--- START ---
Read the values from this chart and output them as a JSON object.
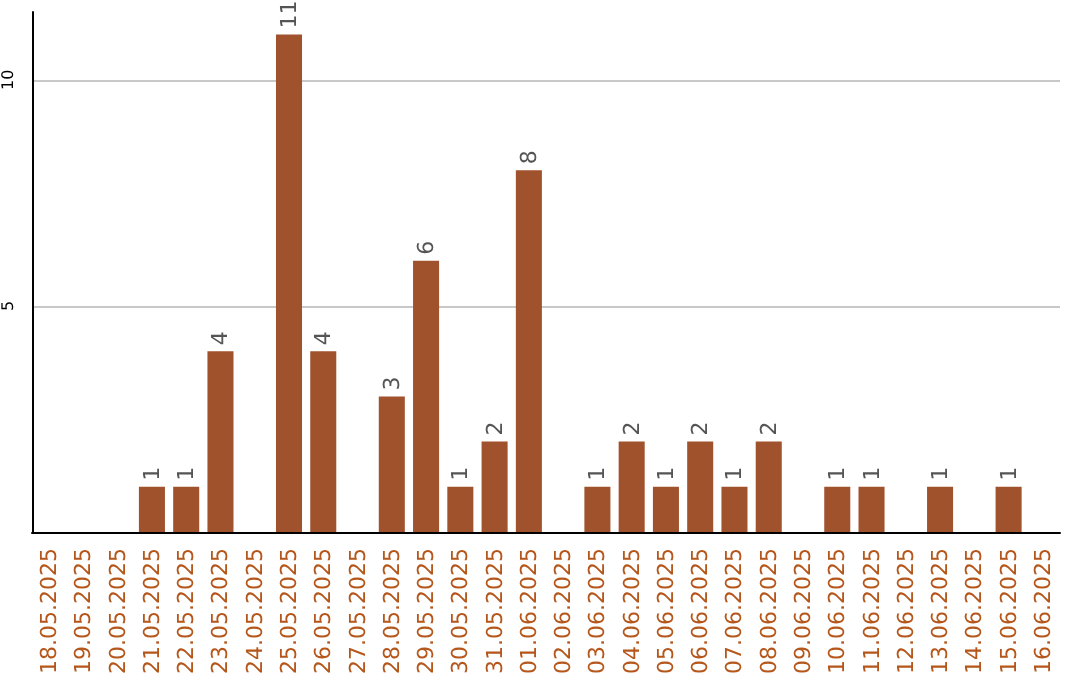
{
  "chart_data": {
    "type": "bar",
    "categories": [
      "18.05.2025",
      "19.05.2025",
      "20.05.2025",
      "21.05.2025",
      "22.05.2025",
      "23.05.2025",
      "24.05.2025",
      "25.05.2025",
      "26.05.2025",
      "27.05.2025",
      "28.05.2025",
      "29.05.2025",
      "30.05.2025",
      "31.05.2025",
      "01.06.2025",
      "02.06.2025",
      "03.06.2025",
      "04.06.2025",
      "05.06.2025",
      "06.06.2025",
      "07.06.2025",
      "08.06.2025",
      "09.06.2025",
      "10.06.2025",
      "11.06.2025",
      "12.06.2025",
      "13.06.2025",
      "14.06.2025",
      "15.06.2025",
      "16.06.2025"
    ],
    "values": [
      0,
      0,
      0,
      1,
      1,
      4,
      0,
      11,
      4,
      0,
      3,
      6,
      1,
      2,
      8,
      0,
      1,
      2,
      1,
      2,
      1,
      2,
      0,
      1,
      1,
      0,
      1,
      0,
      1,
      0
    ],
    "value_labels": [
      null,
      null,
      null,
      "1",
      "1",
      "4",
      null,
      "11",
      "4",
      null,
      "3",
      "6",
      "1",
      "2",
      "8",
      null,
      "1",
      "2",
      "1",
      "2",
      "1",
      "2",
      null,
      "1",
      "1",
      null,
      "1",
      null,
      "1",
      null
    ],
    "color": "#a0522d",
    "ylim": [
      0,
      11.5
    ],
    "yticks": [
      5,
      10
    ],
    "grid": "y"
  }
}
--- END ---
SHORT TASK: Transcribe all of the entries word for word, but skip any pictures they contain.

EXERCISE RESULT:
Read the values from this chart and output them as a JSON object.
{
  "chart_data": {
    "type": "bar",
    "categories": [
      "18.05.2025",
      "19.05.2025",
      "20.05.2025",
      "21.05.2025",
      "22.05.2025",
      "23.05.2025",
      "24.05.2025",
      "25.05.2025",
      "26.05.2025",
      "27.05.2025",
      "28.05.2025",
      "29.05.2025",
      "30.05.2025",
      "31.05.2025",
      "01.06.2025",
      "02.06.2025",
      "03.06.2025",
      "04.06.2025",
      "05.06.2025",
      "06.06.2025",
      "07.06.2025",
      "08.06.2025",
      "09.06.2025",
      "10.06.2025",
      "11.06.2025",
      "12.06.2025",
      "13.06.2025",
      "14.06.2025",
      "15.06.2025",
      "16.06.2025"
    ],
    "values": [
      0,
      0,
      0,
      1,
      1,
      4,
      0,
      11,
      4,
      0,
      3,
      6,
      1,
      2,
      8,
      0,
      1,
      2,
      1,
      2,
      1,
      2,
      0,
      1,
      1,
      0,
      1,
      0,
      1,
      0
    ],
    "value_labels": [
      null,
      null,
      null,
      "1",
      "1",
      "4",
      null,
      "11",
      "4",
      null,
      "3",
      "6",
      "1",
      "2",
      "8",
      null,
      "1",
      "2",
      "1",
      "2",
      "1",
      "2",
      null,
      "1",
      "1",
      null,
      "1",
      null,
      "1",
      null
    ],
    "color": "#a0522d",
    "ylim": [
      0,
      11.5
    ],
    "yticks": [
      5,
      10
    ],
    "grid": "y"
  }
}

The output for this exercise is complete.